[Data extracted from a collection]
━━━━━━━━━━━━━━━━━━━━

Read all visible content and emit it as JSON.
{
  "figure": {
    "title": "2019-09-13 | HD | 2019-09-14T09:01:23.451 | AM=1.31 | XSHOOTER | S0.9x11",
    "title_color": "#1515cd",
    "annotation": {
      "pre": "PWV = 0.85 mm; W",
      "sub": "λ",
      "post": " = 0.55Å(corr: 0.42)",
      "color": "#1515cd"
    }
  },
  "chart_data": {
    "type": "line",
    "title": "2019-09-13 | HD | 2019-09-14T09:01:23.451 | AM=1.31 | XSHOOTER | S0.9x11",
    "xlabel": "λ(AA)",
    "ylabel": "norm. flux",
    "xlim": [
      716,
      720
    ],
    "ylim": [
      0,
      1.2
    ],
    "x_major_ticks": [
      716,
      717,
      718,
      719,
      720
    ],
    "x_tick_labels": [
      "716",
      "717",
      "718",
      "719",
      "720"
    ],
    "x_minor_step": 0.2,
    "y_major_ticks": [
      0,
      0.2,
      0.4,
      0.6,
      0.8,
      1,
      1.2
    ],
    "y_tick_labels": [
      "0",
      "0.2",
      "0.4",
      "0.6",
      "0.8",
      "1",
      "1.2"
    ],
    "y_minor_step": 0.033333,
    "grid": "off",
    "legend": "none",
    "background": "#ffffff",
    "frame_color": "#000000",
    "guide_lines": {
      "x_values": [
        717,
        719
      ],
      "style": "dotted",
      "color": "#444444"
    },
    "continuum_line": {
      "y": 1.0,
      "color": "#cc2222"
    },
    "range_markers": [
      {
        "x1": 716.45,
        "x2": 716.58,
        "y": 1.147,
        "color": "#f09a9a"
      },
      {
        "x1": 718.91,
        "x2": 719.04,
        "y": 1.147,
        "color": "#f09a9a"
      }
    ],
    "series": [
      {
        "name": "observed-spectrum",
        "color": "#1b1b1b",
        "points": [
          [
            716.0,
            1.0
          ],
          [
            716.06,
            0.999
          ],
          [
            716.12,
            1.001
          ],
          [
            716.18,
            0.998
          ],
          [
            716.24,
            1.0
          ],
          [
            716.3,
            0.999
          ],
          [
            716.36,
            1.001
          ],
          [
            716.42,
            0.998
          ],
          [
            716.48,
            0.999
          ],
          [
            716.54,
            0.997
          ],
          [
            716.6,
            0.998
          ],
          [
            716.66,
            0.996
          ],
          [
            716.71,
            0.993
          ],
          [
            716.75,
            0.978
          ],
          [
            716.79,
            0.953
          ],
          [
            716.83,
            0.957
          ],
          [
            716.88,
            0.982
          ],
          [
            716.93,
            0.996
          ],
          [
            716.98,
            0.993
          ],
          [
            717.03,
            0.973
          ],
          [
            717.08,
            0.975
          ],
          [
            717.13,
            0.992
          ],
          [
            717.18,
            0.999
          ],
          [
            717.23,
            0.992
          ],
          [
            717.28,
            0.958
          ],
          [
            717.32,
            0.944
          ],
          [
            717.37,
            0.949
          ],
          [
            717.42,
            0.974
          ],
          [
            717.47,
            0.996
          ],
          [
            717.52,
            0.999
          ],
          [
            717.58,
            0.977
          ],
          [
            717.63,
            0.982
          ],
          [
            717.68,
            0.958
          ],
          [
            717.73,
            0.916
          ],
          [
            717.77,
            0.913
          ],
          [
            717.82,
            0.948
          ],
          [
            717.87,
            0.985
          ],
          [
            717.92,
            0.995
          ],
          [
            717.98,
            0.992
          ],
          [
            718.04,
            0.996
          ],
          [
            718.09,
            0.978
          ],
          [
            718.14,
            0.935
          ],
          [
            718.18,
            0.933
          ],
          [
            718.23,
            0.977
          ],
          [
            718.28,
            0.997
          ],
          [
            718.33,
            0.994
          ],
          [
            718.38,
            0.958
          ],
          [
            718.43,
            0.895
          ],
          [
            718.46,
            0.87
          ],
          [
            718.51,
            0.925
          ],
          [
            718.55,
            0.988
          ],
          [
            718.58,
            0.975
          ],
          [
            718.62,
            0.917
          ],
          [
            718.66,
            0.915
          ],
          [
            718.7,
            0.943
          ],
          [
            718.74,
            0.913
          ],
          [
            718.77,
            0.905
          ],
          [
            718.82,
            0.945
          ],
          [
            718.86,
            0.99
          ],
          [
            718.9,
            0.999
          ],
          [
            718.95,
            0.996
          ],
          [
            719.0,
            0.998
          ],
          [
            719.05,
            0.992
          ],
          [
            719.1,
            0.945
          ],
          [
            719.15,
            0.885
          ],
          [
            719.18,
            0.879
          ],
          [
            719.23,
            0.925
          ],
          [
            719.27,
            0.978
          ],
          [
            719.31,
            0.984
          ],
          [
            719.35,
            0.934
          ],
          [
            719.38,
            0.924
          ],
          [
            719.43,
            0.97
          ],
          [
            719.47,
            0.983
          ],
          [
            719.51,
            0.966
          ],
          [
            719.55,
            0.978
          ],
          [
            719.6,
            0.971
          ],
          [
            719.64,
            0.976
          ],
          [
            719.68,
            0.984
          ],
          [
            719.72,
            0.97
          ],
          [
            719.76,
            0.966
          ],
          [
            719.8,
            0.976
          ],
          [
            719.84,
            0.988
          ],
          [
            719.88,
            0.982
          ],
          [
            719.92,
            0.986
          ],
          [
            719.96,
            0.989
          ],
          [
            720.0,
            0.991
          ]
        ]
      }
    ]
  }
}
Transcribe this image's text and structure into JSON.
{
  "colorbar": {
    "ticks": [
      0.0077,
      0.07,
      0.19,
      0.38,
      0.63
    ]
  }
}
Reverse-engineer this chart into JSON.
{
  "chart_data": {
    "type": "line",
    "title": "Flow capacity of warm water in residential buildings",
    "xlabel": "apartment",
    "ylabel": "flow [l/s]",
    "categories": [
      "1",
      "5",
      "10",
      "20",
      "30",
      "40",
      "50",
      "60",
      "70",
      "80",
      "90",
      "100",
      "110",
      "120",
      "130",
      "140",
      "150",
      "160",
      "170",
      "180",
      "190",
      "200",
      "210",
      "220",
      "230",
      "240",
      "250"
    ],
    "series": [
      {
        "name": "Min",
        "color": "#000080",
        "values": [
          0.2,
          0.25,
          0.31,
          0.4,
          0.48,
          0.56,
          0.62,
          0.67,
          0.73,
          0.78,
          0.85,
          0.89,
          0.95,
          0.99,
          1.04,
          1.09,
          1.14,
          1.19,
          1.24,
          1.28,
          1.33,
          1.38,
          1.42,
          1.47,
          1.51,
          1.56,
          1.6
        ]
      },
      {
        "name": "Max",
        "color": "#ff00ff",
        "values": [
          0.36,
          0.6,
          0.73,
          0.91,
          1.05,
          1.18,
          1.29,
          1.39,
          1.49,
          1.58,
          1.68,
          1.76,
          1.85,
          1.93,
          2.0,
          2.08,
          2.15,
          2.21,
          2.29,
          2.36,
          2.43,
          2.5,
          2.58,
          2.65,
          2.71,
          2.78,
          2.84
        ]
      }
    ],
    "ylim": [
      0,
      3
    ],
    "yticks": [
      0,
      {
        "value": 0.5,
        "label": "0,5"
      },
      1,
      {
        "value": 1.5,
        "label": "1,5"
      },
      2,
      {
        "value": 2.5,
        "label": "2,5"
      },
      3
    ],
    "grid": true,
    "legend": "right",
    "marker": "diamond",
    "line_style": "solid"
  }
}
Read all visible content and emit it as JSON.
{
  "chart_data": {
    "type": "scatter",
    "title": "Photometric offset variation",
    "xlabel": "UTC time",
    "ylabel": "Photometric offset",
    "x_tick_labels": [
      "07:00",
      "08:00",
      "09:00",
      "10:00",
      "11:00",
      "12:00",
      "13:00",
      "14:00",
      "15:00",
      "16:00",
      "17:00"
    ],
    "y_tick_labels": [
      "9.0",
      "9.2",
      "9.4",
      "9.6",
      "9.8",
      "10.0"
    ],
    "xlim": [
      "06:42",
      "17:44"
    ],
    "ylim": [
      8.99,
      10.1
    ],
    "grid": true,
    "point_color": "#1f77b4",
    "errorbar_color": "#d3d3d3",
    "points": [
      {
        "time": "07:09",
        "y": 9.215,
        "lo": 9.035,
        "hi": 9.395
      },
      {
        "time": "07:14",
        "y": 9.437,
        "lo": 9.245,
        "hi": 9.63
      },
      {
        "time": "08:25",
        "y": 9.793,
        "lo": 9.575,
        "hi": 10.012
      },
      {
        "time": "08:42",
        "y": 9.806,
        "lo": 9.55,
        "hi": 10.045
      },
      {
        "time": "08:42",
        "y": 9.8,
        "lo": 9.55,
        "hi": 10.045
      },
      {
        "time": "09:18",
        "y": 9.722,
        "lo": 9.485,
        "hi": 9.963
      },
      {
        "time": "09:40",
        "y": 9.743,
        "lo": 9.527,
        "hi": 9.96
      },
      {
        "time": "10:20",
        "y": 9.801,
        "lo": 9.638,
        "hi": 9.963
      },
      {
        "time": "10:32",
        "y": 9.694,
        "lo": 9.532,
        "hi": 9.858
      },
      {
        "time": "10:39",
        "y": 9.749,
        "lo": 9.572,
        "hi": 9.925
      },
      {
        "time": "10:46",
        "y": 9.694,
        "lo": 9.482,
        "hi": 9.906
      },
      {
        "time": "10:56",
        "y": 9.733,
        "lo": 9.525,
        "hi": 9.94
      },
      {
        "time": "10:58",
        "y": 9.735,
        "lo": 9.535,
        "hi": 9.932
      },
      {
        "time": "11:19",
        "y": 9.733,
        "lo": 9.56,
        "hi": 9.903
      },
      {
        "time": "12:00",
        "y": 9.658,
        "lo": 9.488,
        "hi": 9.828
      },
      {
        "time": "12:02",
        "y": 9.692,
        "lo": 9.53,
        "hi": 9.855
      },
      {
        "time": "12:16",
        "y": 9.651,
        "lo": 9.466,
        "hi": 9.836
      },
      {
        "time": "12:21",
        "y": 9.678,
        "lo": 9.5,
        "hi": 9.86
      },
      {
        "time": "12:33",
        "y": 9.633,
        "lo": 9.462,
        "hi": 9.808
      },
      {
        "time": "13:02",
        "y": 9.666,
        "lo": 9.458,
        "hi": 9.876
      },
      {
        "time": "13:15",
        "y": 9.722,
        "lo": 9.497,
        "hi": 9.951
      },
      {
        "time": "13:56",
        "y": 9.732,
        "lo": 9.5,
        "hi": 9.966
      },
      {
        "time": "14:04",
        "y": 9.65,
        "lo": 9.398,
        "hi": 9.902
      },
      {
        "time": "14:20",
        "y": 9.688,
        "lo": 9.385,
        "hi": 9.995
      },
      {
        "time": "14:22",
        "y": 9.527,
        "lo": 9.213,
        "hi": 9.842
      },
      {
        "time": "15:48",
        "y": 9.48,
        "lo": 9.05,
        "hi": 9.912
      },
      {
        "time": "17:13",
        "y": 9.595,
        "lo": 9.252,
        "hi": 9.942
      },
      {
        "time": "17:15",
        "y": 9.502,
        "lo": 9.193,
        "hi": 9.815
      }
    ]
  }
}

━━━━━━━━━━━━━━━━━━━━

> **Stated goal**
Scan the data above; copy every line where "xlabel" appears.

> **Result below**
    "xlabel": "λ(AA)",
    "xlabel": "apartment",
    "xlabel": "UTC time",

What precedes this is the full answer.